● **Given problem**: Lines containing the string "Home" are to be collected in full.
★ ★ ★ ★ ★
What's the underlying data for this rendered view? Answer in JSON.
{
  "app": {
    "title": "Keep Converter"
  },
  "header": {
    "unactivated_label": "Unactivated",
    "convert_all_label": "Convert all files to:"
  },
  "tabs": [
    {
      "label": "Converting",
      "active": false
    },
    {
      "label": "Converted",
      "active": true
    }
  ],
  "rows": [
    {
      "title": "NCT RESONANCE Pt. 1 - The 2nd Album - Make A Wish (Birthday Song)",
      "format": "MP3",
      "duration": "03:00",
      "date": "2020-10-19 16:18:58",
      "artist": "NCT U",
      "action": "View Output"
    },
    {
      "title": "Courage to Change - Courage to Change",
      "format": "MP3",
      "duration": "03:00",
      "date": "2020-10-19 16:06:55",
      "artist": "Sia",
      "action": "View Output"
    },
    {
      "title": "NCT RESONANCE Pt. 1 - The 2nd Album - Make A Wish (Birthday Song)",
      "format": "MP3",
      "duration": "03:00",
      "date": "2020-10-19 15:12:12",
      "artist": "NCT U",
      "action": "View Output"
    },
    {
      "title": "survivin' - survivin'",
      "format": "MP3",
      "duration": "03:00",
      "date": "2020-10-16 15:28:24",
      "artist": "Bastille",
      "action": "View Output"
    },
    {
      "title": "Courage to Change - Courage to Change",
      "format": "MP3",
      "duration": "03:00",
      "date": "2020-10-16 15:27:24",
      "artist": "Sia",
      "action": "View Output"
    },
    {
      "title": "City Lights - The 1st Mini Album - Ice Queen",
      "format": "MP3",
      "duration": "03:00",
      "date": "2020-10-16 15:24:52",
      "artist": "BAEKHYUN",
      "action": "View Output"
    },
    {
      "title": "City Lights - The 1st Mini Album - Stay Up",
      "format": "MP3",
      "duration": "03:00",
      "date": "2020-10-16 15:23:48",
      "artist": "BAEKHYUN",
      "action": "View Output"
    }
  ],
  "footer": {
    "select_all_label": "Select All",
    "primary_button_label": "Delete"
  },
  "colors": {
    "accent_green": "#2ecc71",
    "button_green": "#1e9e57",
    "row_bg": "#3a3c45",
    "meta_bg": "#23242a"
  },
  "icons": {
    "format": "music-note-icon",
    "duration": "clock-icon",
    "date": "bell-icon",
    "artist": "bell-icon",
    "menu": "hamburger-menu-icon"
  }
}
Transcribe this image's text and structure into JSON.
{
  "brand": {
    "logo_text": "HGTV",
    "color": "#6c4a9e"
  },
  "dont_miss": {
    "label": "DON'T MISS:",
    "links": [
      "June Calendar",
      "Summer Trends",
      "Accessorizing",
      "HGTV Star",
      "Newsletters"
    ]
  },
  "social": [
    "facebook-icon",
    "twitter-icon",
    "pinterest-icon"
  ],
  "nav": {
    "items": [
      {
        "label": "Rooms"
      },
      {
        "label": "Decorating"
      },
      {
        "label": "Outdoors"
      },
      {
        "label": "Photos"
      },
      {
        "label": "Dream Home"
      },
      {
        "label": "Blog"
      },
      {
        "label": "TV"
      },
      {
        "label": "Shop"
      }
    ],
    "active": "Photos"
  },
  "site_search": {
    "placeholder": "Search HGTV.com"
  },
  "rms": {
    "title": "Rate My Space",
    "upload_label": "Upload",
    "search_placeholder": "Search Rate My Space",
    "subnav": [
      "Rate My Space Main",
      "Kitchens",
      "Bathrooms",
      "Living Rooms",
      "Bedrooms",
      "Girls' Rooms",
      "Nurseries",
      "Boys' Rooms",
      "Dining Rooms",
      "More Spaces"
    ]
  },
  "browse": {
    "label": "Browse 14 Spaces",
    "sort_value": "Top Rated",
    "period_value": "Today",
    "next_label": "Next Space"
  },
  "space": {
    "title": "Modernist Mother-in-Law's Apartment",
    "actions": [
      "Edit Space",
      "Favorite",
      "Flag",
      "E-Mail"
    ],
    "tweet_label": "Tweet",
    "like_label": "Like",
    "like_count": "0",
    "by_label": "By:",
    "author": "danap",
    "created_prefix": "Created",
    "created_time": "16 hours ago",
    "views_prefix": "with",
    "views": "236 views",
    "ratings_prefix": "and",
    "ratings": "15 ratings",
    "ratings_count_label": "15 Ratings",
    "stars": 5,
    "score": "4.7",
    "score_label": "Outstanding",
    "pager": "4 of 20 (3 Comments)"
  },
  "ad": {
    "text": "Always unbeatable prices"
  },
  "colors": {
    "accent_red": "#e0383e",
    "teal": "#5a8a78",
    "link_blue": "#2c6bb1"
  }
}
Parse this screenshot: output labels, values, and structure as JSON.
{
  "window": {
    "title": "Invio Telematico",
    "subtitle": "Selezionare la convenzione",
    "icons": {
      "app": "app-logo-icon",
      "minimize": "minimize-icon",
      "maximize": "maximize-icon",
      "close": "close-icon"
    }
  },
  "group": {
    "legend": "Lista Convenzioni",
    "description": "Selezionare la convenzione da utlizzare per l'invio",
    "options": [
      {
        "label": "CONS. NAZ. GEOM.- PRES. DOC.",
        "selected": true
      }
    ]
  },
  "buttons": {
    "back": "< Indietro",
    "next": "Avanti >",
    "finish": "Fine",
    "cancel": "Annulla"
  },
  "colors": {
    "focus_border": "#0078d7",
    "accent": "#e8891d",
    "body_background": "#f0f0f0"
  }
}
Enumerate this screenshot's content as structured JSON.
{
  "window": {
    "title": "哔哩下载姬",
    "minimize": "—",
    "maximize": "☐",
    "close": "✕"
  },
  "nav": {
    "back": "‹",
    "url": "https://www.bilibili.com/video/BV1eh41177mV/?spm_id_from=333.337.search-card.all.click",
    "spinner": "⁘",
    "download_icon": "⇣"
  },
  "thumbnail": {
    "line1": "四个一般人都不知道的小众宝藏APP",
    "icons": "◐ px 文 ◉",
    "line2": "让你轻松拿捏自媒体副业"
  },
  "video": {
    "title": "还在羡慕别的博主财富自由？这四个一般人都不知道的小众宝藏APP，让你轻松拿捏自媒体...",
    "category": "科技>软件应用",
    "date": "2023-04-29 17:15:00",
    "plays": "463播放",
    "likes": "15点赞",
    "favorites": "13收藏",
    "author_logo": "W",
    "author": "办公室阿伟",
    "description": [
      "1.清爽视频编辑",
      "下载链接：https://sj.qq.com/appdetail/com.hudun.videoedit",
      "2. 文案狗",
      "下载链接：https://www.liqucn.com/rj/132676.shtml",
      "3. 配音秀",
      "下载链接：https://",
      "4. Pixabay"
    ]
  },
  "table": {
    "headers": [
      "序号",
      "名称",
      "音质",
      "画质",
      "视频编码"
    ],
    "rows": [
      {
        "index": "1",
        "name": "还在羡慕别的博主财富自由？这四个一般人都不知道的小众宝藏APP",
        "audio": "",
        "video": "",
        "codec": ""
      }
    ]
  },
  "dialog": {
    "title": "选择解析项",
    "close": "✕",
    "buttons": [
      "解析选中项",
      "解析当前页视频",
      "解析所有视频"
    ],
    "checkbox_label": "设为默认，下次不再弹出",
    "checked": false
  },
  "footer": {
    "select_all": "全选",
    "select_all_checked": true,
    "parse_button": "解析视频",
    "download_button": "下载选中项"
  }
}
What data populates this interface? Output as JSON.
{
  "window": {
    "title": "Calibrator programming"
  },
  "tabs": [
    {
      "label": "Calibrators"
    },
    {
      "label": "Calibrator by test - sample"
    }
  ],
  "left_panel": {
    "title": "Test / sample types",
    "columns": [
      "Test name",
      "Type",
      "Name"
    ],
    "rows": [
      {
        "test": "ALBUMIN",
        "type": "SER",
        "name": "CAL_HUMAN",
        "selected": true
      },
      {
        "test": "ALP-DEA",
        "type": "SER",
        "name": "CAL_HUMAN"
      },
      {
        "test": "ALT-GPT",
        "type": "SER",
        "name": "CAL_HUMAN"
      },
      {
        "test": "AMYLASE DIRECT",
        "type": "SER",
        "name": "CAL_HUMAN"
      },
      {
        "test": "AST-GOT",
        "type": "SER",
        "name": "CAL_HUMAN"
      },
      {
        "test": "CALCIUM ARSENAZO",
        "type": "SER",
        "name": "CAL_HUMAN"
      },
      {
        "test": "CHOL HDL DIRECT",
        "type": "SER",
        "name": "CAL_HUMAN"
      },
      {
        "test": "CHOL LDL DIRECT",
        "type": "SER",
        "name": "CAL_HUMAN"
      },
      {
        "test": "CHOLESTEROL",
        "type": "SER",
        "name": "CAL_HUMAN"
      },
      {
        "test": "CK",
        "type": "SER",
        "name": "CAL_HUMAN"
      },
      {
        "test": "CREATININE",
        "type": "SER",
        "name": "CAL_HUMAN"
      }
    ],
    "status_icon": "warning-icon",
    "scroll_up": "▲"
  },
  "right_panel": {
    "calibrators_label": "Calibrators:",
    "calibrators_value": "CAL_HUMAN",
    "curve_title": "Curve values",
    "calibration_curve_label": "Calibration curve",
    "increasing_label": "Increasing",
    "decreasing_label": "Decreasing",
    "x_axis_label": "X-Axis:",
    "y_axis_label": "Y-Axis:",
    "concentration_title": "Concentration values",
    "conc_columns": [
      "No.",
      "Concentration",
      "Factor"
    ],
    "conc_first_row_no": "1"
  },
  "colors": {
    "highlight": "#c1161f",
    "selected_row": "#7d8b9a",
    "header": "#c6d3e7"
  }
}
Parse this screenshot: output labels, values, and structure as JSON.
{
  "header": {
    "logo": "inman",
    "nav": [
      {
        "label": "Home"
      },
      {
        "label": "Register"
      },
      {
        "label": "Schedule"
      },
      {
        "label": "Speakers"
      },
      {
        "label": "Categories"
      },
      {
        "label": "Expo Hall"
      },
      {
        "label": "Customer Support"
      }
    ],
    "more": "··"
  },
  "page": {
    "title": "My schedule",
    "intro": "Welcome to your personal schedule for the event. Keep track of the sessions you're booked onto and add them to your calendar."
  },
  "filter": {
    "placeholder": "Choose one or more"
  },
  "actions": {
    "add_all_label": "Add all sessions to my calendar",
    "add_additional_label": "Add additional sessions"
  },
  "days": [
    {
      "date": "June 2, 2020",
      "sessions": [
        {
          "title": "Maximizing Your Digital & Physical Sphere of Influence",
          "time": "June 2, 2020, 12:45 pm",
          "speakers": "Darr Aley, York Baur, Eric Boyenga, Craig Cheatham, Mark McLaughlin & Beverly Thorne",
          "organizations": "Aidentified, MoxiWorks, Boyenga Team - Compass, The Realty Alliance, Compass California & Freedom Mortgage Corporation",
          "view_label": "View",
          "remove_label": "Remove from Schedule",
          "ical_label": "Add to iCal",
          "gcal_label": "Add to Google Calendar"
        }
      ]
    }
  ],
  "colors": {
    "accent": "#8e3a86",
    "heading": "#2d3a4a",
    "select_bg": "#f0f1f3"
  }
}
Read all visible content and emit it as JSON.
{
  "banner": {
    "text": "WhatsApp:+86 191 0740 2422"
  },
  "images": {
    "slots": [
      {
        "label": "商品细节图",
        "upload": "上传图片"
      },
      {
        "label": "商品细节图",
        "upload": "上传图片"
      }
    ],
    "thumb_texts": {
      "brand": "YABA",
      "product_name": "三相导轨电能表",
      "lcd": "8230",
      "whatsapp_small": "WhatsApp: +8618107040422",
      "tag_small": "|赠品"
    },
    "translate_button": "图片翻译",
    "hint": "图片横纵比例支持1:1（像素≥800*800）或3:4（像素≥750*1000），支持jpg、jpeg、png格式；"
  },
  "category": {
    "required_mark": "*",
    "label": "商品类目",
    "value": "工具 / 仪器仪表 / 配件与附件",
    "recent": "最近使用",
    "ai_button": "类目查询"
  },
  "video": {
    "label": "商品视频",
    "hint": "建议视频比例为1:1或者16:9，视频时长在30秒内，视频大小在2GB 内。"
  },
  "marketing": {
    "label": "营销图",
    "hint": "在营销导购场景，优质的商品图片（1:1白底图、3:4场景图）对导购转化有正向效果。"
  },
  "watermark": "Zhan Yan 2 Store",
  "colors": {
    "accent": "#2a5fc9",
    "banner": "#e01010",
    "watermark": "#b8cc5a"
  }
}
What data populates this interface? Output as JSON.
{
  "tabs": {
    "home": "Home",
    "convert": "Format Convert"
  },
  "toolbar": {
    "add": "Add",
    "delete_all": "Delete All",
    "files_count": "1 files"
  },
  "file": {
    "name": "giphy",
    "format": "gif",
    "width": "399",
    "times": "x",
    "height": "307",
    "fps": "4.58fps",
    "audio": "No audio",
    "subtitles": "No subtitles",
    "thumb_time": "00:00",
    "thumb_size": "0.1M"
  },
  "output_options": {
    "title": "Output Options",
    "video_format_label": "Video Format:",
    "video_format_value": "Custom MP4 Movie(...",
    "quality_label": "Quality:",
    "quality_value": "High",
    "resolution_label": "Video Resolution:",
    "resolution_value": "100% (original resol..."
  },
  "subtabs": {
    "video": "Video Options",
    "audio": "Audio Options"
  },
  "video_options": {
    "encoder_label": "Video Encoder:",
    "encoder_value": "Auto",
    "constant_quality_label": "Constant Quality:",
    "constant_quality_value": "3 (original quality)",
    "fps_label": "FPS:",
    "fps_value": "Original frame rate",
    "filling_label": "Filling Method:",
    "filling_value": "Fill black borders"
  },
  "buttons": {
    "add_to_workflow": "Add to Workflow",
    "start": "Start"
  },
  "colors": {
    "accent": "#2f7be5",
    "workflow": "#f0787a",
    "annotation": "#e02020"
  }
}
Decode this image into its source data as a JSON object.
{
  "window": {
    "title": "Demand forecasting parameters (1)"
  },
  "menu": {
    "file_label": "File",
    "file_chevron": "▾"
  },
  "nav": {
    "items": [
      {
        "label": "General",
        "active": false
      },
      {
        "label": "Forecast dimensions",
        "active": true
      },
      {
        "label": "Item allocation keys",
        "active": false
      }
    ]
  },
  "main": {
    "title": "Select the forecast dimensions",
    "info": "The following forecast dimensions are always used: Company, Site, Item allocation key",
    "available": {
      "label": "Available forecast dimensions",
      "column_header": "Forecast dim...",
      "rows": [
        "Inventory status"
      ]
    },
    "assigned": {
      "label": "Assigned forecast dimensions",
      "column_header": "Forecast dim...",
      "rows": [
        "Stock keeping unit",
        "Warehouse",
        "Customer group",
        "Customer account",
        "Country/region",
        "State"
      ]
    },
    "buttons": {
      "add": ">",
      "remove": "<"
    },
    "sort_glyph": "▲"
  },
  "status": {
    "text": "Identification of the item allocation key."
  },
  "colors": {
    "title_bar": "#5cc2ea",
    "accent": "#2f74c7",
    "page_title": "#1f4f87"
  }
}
★ ★ ★ ★ ★
● **Response**:
        "label": "Dream Home"
        "label": "Home"
    "home": "Home",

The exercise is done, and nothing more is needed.